§ **WHAT IS NEEDED**: Restate each line word for word. Leave out every picture.

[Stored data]
== == ==
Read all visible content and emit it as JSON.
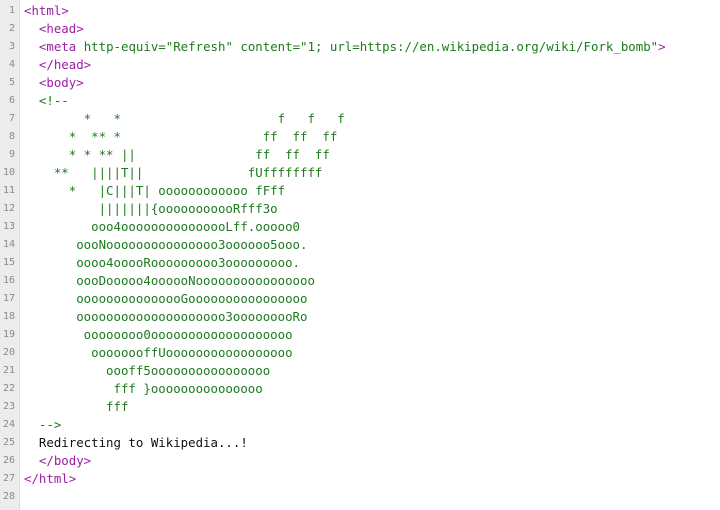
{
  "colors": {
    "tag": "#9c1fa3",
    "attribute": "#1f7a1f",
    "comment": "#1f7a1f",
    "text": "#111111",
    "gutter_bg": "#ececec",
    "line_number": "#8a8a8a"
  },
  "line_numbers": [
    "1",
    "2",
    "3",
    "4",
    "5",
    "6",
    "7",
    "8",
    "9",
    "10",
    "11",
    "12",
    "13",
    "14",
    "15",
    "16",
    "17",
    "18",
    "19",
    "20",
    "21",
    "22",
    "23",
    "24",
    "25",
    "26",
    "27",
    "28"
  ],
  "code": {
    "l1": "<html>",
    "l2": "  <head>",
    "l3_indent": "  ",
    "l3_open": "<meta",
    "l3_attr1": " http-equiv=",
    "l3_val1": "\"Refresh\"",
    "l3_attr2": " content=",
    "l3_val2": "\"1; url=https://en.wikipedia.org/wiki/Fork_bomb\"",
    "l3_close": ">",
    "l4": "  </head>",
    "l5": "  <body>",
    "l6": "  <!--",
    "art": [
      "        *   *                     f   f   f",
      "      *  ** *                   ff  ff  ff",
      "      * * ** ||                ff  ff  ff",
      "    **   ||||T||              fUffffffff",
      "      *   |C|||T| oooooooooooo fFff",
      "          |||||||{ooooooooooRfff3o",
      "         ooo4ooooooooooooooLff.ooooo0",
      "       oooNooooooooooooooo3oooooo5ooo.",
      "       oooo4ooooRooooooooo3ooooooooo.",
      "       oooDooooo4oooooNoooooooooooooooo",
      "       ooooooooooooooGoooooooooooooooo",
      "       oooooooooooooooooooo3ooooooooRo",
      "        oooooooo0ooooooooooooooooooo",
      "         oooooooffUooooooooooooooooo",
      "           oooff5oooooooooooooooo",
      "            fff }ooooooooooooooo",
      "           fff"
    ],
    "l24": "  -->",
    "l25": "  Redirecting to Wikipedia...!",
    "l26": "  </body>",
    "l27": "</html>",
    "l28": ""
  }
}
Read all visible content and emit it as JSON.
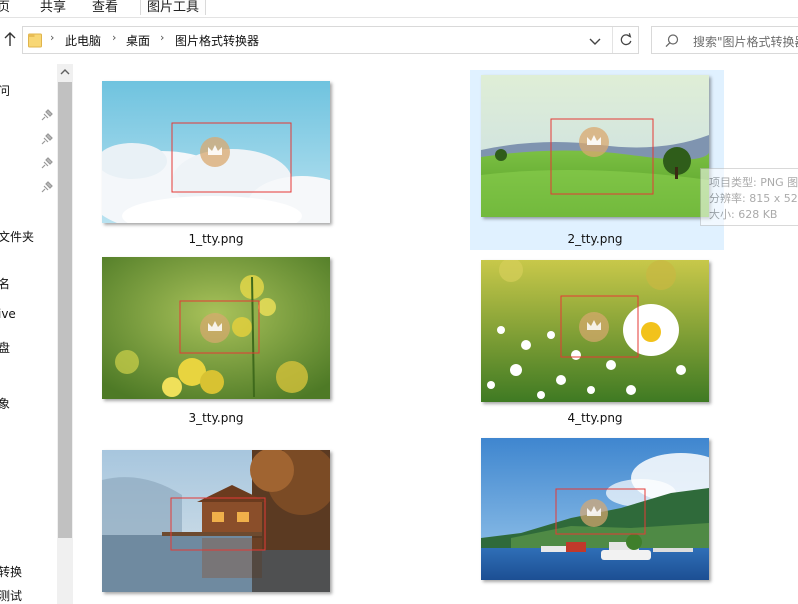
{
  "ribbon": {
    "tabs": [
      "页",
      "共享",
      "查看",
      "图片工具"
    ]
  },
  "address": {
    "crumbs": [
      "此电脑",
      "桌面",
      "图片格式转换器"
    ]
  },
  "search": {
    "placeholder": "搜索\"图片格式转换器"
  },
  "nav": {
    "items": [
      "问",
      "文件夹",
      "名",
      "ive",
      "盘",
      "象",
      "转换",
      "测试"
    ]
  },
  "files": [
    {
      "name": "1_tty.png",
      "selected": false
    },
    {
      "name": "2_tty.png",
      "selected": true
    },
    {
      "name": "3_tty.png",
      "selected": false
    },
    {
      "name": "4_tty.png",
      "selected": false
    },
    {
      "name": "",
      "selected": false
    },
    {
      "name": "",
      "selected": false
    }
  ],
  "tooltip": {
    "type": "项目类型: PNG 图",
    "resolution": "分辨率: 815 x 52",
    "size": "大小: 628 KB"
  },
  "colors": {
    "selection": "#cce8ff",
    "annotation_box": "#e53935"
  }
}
== == ==
§ **TASK ANSWER**:
Read all visible content and emit it as JSON.
{
  "colors": {
    "tag": "#9c1fa3",
    "attribute": "#1f7a1f",
    "comment": "#1f7a1f",
    "text": "#111111",
    "gutter_bg": "#ececec",
    "line_number": "#8a8a8a"
  },
  "line_numbers": [
    "1",
    "2",
    "3",
    "4",
    "5",
    "6",
    "7",
    "8",
    "9",
    "10",
    "11",
    "12",
    "13",
    "14",
    "15",
    "16",
    "17",
    "18",
    "19",
    "20",
    "21",
    "22",
    "23",
    "24",
    "25",
    "26",
    "27",
    "28"
  ],
  "code": {
    "l1": "<html>",
    "l2": "  <head>",
    "l3_indent": "  ",
    "l3_open": "<meta",
    "l3_attr1": " http-equiv=",
    "l3_val1": "\"Refresh\"",
    "l3_attr2": " content=",
    "l3_val2": "\"1; url=https://en.wikipedia.org/wiki/Fork_bomb\"",
    "l3_close": ">",
    "l4": "  </head>",
    "l5": "  <body>",
    "l6": "  <!--",
    "art": [
      "        *   *                     f   f   f",
      "      *  ** *                   ff  ff  ff",
      "      * * ** ||                ff  ff  ff",
      "    **   ||||T||              fUffffffff",
      "      *   |C|||T| oooooooooooo fFff",
      "          |||||||{ooooooooooRfff3o",
      "         ooo4ooooooooooooooLff.ooooo0",
      "       oooNooooooooooooooo3oooooo5ooo.",
      "       oooo4ooooRooooooooo3ooooooooo.",
      "       oooDooooo4oooooNoooooooooooooooo",
      "       ooooooooooooooGoooooooooooooooo",
      "       oooooooooooooooooooo3ooooooooRo",
      "        oooooooo0ooooooooooooooooooo",
      "         oooooooffUooooooooooooooooo",
      "           oooff5oooooooooooooooo",
      "            fff }ooooooooooooooo",
      "           fff"
    ],
    "l24": "  -->",
    "l25": "  Redirecting to Wikipedia...!",
    "l26": "  </body>",
    "l27": "</html>",
    "l28": ""
  }
}
Read all visible content and emit it as JSON.
{
  "ribbon": {
    "tabs": [
      "页",
      "共享",
      "查看",
      "图片工具"
    ]
  },
  "address": {
    "crumbs": [
      "此电脑",
      "桌面",
      "图片格式转换器"
    ]
  },
  "search": {
    "placeholder": "搜索\"图片格式转换器"
  },
  "nav": {
    "items": [
      "问",
      "文件夹",
      "名",
      "ive",
      "盘",
      "象",
      "转换",
      "测试"
    ]
  },
  "files": [
    {
      "name": "1_tty.png",
      "selected": false
    },
    {
      "name": "2_tty.png",
      "selected": true
    },
    {
      "name": "3_tty.png",
      "selected": false
    },
    {
      "name": "4_tty.png",
      "selected": false
    },
    {
      "name": "",
      "selected": false
    },
    {
      "name": "",
      "selected": false
    }
  ],
  "tooltip": {
    "type": "项目类型: PNG 图",
    "resolution": "分辨率: 815 x 52",
    "size": "大小: 628 KB"
  },
  "colors": {
    "selection": "#cce8ff",
    "annotation_box": "#e53935"
  }
}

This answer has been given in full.